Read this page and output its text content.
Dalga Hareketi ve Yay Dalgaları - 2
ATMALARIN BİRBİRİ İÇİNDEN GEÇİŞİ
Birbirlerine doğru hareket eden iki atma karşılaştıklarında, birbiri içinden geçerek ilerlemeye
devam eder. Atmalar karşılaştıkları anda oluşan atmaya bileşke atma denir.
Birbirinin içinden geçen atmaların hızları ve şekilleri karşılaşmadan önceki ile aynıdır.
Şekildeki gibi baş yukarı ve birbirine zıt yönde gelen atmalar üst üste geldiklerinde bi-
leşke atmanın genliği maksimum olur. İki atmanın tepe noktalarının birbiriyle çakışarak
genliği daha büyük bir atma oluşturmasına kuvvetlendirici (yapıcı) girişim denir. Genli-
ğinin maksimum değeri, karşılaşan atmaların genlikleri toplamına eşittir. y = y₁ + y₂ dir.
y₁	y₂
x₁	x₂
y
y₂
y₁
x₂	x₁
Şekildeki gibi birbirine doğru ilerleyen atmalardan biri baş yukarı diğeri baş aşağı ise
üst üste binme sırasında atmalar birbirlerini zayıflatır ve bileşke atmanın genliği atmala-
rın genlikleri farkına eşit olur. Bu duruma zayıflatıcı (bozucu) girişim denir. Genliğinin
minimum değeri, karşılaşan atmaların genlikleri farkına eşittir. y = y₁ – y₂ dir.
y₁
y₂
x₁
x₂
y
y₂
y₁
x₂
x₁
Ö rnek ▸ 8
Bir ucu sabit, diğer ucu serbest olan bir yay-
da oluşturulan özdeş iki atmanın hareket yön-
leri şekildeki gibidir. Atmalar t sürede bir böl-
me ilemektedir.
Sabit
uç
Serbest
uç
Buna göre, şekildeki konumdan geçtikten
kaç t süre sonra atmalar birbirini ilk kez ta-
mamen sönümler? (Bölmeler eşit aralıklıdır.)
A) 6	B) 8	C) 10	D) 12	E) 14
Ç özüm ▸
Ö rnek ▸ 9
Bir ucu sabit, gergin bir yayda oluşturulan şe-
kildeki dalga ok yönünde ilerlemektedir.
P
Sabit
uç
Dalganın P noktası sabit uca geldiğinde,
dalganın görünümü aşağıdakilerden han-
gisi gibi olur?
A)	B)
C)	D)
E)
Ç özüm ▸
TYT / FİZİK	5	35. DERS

• _Short problem_: Retype the material in full, character for character.

• _Task response_:
Read this page and output its text content.
Dalga Hareketi ve Yay Dalgaları - 2
ATMALARIN BİRBİRİ İÇİNDEN GEÇİŞİ
Birbirlerine doğru hareket eden iki atma karşılaştıklarında, birbiri içinden geçerek ilerlemeye
devam eder. Atmalar karşılaştıkları anda oluşan atmaya bileşke atma denir.
Birbirinin içinden geçen atmaların hızları ve şekilleri karşılaşmadan önceki ile aynıdır.
Şekildeki gibi baş yukarı ve birbirine zıt yönde gelen atmalar üst üste geldiklerinde bi-
leşke atmanın genliği maksimum olur. İki atmanın tepe noktalarının birbiriyle çakışarak
genliği daha büyük bir atma oluşturmasına kuvvetlendirici (yapıcı) girişim denir. Genli-
ğinin maksimum değeri, karşılaşan atmaların genlikleri toplamına eşittir. y = y₁ + y₂ dir.
y₁	y₂
x₁	x₂
y
y₂
y₁
x₂	x₁
Şekildeki gibi birbirine doğru ilerleyen atmalardan biri baş yukarı diğeri baş aşağı ise
üst üste binme sırasında atmalar birbirlerini zayıflatır ve bileşke atmanın genliği atmala-
rın genlikleri farkına eşit olur. Bu duruma zayıflatıcı (bozucu) girişim denir. Genliğinin
minimum değeri, karşılaşan atmaların genlikleri farkına eşittir. y = y₁ – y₂ dir.
y₁
y₂
x₁
x₂
y
y₂
y₁
x₂
x₁
Ö rnek ▸ 8
Bir ucu sabit, diğer ucu serbest olan bir yay-
da oluşturulan özdeş iki atmanın hareket yön-
leri şekildeki gibidir. Atmalar t sürede bir böl-
me ilemektedir.
Sabit
uç
Serbest
uç
Buna göre, şekildeki konumdan geçtikten
kaç t süre sonra atmalar birbirini ilk kez ta-
mamen sönümler? (Bölmeler eşit aralıklıdır.)
A) 6	B) 8	C) 10	D) 12	E) 14
Ç özüm ▸
Ö rnek ▸ 9
Bir ucu sabit, gergin bir yayda oluşturulan şe-
kildeki dalga ok yönünde ilerlemektedir.
P
Sabit
uç
Dalganın P noktası sabit uca geldiğinde,
dalganın görünümü aşağıdakilerden han-
gisi gibi olur?
A)	B)
C)	D)
E)
Ç özüm ▸
TYT / FİZİK	5	35. DERS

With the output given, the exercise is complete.